**MATERIAL PROVIDED:**
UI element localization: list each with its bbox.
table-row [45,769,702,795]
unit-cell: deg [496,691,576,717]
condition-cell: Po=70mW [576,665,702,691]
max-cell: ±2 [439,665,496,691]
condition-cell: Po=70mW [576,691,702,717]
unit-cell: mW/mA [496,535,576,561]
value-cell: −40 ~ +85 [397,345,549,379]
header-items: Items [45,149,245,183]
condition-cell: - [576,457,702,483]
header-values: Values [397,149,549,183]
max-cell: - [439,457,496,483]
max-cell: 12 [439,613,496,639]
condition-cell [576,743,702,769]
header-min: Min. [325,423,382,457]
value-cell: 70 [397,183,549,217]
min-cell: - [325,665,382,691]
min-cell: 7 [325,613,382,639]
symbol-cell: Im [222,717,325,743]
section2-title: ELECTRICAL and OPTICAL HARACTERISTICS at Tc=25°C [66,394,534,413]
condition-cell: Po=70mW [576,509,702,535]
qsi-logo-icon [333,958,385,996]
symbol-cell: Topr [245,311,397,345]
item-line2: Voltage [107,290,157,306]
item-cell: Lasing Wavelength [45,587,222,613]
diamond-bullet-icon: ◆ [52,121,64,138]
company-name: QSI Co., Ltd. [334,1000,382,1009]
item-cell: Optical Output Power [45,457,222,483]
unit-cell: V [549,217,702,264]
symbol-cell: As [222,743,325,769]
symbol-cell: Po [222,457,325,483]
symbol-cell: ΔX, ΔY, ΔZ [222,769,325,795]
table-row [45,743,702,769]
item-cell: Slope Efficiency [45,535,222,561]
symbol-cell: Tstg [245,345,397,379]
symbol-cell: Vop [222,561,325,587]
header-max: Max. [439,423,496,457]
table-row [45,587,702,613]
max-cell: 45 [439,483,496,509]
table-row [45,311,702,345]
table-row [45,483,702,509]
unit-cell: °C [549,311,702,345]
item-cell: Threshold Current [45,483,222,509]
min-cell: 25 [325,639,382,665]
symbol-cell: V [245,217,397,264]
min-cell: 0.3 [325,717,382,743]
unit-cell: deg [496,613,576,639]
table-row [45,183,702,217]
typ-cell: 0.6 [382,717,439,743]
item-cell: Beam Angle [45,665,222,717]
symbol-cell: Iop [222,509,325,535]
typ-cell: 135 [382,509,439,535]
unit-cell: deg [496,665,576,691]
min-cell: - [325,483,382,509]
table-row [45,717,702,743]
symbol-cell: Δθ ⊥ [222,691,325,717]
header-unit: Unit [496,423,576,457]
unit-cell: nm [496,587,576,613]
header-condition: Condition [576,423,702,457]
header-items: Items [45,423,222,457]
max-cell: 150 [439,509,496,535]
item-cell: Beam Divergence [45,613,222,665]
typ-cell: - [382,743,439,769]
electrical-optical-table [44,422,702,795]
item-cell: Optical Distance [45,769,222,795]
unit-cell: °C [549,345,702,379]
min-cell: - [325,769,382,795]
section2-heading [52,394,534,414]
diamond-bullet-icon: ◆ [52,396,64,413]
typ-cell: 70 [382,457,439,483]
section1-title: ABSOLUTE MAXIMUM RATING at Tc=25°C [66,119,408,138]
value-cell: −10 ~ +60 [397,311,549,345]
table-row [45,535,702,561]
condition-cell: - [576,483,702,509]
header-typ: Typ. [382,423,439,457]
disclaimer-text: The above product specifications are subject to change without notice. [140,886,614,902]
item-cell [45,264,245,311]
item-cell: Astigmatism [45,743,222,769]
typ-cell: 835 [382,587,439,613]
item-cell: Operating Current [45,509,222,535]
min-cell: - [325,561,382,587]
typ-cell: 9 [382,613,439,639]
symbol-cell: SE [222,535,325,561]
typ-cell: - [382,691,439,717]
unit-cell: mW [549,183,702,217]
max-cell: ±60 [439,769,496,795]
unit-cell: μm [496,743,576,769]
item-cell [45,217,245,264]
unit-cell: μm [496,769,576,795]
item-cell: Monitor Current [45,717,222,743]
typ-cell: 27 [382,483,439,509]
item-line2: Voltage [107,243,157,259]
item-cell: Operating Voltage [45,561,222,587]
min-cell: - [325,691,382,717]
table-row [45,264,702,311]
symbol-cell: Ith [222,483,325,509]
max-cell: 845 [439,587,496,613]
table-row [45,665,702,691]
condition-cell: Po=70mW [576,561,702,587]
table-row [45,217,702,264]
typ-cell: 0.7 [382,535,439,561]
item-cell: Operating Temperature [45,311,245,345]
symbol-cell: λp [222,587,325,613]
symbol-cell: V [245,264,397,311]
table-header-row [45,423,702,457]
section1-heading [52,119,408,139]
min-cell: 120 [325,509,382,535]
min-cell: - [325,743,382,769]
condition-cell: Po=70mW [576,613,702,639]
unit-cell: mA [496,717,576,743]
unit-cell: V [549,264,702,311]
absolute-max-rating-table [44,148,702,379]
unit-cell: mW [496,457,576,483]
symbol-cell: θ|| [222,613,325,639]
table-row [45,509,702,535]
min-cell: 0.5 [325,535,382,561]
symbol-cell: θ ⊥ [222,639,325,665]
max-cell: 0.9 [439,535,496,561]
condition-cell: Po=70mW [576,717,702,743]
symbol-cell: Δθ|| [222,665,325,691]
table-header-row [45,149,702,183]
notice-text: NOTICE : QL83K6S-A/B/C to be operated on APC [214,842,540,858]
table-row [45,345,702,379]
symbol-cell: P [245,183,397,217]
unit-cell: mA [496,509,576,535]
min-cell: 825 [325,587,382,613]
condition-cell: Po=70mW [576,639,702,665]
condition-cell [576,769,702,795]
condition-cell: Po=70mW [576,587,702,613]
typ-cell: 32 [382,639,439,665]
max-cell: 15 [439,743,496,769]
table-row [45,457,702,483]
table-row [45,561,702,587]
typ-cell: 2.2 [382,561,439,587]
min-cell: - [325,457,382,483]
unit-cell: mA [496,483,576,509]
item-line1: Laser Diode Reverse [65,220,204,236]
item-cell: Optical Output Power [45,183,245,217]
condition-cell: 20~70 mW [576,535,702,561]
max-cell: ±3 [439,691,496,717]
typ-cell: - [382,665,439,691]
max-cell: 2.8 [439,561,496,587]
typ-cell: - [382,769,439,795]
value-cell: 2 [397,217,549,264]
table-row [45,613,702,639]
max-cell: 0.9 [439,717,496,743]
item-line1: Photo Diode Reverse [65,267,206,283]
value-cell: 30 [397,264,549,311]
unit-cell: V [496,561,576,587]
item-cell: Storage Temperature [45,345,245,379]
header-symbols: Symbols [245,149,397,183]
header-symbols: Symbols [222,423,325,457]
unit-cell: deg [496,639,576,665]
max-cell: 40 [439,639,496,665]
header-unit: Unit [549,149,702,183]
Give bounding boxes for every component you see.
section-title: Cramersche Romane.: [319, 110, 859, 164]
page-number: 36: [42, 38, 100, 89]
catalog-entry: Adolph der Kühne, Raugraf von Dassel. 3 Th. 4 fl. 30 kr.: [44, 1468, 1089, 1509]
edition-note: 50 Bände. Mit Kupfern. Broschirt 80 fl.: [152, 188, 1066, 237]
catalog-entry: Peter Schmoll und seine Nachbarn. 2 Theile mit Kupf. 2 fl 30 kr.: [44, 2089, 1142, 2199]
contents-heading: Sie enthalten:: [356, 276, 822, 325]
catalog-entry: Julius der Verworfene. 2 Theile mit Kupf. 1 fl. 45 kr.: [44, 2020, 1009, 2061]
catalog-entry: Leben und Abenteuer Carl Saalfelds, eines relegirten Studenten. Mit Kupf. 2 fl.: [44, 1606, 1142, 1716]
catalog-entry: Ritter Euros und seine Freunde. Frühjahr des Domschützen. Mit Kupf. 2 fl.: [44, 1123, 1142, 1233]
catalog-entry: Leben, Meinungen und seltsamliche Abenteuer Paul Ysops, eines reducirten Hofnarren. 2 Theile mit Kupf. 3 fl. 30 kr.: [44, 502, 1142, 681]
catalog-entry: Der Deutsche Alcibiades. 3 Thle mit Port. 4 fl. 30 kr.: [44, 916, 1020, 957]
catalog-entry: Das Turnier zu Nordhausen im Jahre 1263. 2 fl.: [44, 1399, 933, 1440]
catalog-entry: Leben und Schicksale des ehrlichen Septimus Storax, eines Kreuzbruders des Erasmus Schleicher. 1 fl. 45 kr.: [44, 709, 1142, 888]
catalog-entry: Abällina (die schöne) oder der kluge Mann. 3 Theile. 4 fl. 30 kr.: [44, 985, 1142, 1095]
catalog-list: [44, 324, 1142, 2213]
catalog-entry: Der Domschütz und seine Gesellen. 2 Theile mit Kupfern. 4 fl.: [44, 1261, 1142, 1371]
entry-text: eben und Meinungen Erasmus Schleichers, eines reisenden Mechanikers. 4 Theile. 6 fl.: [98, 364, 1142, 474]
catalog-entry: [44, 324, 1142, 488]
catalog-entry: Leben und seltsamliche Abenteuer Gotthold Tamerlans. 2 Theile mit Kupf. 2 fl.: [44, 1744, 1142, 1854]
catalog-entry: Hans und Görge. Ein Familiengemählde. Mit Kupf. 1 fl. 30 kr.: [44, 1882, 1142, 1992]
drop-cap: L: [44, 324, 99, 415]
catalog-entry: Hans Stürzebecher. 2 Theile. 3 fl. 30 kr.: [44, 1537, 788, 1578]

**WHAT IS REQUIRED:**
Write the data from its first line through the line containing "unit-cell: mW/mA [496,535,576,561]", both included, as a JSON list of strings with one string per line and no blank lines.

**FINISHED EXERCISE:**
[
  "UI element localization: list each with its bbox.",
  "table-row [45,769,702,795]",
  "unit-cell: deg [496,691,576,717]",
  "condition-cell: Po=70mW [576,665,702,691]",
  "max-cell: ±2 [439,665,496,691]",
  "condition-cell: Po=70mW [576,691,702,717]",
  "unit-cell: mW/mA [496,535,576,561]"
]